WHAT THE TASK ASKS: Beneath this task is a listing; retype all of it exactly.

GIVEN RECORDS:
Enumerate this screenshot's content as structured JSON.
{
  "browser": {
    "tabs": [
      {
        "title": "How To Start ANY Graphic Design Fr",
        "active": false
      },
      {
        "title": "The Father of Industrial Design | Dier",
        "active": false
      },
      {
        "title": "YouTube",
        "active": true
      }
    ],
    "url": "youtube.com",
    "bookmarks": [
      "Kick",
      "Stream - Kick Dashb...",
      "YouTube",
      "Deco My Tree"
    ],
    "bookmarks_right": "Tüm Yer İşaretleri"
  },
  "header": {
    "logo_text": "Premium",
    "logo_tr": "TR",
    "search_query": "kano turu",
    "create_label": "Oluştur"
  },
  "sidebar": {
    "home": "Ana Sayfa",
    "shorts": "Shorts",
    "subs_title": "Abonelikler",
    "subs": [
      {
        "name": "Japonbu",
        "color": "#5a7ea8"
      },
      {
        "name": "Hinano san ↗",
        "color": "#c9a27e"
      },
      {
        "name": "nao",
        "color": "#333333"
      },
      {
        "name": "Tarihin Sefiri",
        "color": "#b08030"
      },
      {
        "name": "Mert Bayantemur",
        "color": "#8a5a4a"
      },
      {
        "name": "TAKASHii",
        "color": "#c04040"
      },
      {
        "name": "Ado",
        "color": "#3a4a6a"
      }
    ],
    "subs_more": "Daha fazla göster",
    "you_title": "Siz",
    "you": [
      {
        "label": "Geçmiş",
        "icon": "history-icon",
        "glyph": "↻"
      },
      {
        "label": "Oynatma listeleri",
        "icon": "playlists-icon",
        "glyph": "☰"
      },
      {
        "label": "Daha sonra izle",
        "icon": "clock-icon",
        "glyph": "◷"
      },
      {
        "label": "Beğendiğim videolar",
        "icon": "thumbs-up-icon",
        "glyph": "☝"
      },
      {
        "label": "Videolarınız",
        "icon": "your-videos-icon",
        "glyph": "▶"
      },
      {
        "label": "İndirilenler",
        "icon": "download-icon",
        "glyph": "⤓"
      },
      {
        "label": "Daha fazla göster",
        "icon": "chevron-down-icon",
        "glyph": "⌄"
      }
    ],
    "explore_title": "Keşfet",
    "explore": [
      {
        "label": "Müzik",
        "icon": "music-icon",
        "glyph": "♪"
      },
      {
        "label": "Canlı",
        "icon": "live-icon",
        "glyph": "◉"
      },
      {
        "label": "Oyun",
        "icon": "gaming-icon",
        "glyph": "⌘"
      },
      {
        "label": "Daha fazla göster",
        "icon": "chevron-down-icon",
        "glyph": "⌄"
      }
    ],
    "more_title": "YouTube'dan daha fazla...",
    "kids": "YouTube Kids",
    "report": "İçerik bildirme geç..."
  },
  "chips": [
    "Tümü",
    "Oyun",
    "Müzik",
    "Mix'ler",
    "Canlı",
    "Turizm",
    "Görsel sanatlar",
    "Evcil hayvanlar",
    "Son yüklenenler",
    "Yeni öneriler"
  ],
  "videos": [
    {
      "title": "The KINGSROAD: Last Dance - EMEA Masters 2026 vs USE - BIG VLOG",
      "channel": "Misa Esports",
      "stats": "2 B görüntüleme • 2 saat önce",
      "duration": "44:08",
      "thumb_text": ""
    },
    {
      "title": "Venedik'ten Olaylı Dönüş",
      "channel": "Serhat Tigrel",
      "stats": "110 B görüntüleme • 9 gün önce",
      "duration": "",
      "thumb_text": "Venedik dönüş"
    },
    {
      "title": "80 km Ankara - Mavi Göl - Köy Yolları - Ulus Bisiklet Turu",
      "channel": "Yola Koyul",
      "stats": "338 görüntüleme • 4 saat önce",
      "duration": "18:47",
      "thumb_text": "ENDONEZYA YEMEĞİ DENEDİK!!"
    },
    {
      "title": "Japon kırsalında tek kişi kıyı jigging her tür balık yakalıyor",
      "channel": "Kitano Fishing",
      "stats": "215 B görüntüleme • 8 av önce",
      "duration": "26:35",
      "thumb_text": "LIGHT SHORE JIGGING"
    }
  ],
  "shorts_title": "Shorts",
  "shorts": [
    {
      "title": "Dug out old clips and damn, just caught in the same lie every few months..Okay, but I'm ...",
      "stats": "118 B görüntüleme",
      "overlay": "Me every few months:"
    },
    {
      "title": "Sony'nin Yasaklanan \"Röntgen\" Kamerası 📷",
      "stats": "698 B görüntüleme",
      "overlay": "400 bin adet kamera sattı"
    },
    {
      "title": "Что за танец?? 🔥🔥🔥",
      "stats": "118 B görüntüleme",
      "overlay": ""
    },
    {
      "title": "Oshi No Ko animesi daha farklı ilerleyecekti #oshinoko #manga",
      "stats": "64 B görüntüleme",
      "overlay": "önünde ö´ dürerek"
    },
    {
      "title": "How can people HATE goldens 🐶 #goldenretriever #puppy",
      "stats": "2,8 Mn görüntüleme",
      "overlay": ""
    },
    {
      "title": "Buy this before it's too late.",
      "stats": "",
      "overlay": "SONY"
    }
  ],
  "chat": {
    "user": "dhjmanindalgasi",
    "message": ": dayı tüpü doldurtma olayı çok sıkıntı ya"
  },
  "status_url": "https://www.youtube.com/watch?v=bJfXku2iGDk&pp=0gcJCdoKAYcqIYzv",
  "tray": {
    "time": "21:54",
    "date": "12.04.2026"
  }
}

COMPLETE OUTPUT:
Enumerate this screenshot's content as structured JSON.
{
  "browser": {
    "tabs": [
      {
        "title": "How To Start ANY Graphic Design Fr",
        "active": false
      },
      {
        "title": "The Father of Industrial Design | Dier",
        "active": false
      },
      {
        "title": "YouTube",
        "active": true
      }
    ],
    "url": "youtube.com",
    "bookmarks": [
      "Kick",
      "Stream - Kick Dashb...",
      "YouTube",
      "Deco My Tree"
    ],
    "bookmarks_right": "Tüm Yer İşaretleri"
  },
  "header": {
    "logo_text": "Premium",
    "logo_tr": "TR",
    "search_query": "kano turu",
    "create_label": "Oluştur"
  },
  "sidebar": {
    "home": "Ana Sayfa",
    "shorts": "Shorts",
    "subs_title": "Abonelikler",
    "subs": [
      {
        "name": "Japonbu",
        "color": "#5a7ea8"
      },
      {
        "name": "Hinano san ↗",
        "color": "#c9a27e"
      },
      {
        "name": "nao",
        "color": "#333333"
      },
      {
        "name": "Tarihin Sefiri",
        "color": "#b08030"
      },
      {
        "name": "Mert Bayantemur",
        "color": "#8a5a4a"
      },
      {
        "name": "TAKASHii",
        "color": "#c04040"
      },
      {
        "name": "Ado",
        "color": "#3a4a6a"
      }
    ],
    "subs_more": "Daha fazla göster",
    "you_title": "Siz",
    "you": [
      {
        "label": "Geçmiş",
        "icon": "history-icon",
        "glyph": "↻"
      },
      {
        "label": "Oynatma listeleri",
        "icon": "playlists-icon",
        "glyph": "☰"
      },
      {
        "label": "Daha sonra izle",
        "icon": "clock-icon",
        "glyph": "◷"
      },
      {
        "label": "Beğendiğim videolar",
        "icon": "thumbs-up-icon",
        "glyph": "☝"
      },
      {
        "label": "Videolarınız",
        "icon": "your-videos-icon",
        "glyph": "▶"
      },
      {
        "label": "İndirilenler",
        "icon": "download-icon",
        "glyph": "⤓"
      },
      {
        "label": "Daha fazla göster",
        "icon": "chevron-down-icon",
        "glyph": "⌄"
      }
    ],
    "explore_title": "Keşfet",
    "explore": [
      {
        "label": "Müzik",
        "icon": "music-icon",
        "glyph": "♪"
      },
      {
        "label": "Canlı",
        "icon": "live-icon",
        "glyph": "◉"
      },
      {
        "label": "Oyun",
        "icon": "gaming-icon",
        "glyph": "⌘"
      },
      {
        "label": "Daha fazla göster",
        "icon": "chevron-down-icon",
        "glyph": "⌄"
      }
    ],
    "more_title": "YouTube'dan daha fazla...",
    "kids": "YouTube Kids",
    "report": "İçerik bildirme geç..."
  },
  "chips": [
    "Tümü",
    "Oyun",
    "Müzik",
    "Mix'ler",
    "Canlı",
    "Turizm",
    "Görsel sanatlar",
    "Evcil hayvanlar",
    "Son yüklenenler",
    "Yeni öneriler"
  ],
  "videos": [
    {
      "title": "The KINGSROAD: Last Dance - EMEA Masters 2026 vs USE - BIG VLOG",
      "channel": "Misa Esports",
      "stats": "2 B görüntüleme • 2 saat önce",
      "duration": "44:08",
      "thumb_text": ""
    },
    {
      "title": "Venedik'ten Olaylı Dönüş",
      "channel": "Serhat Tigrel",
      "stats": "110 B görüntüleme • 9 gün önce",
      "duration": "",
      "thumb_text": "Venedik dönüş"
    },
    {
      "title": "80 km Ankara - Mavi Göl - Köy Yolları - Ulus Bisiklet Turu",
      "channel": "Yola Koyul",
      "stats": "338 görüntüleme • 4 saat önce",
      "duration": "18:47",
      "thumb_text": "ENDONEZYA YEMEĞİ DENEDİK!!"
    },
    {
      "title": "Japon kırsalında tek kişi kıyı jigging her tür balık yakalıyor",
      "channel": "Kitano Fishing",
      "stats": "215 B görüntüleme • 8 av önce",
      "duration": "26:35",
      "thumb_text": "LIGHT SHORE JIGGING"
    }
  ],
  "shorts_title": "Shorts",
  "shorts": [
    {
      "title": "Dug out old clips and damn, just caught in the same lie every few months..Okay, but I'm ...",
      "stats": "118 B görüntüleme",
      "overlay": "Me every few months:"
    },
    {
      "title": "Sony'nin Yasaklanan \"Röntgen\" Kamerası 📷",
      "stats": "698 B görüntüleme",
      "overlay": "400 bin adet kamera sattı"
    },
    {
      "title": "Что за танец?? 🔥🔥🔥",
      "stats": "118 B görüntüleme",
      "overlay": ""
    },
    {
      "title": "Oshi No Ko animesi daha farklı ilerleyecekti #oshinoko #manga",
      "stats": "64 B görüntüleme",
      "overlay": "önünde ö´ dürerek"
    },
    {
      "title": "How can people HATE goldens 🐶 #goldenretriever #puppy",
      "stats": "2,8 Mn görüntüleme",
      "overlay": ""
    },
    {
      "title": "Buy this before it's too late.",
      "stats": "",
      "overlay": "SONY"
    }
  ],
  "chat": {
    "user": "dhjmanindalgasi",
    "message": ": dayı tüpü doldurtma olayı çok sıkıntı ya"
  },
  "status_url": "https://www.youtube.com/watch?v=bJfXku2iGDk&pp=0gcJCdoKAYcqIYzv",
  "tray": {
    "time": "21:54",
    "date": "12.04.2026"
  }
}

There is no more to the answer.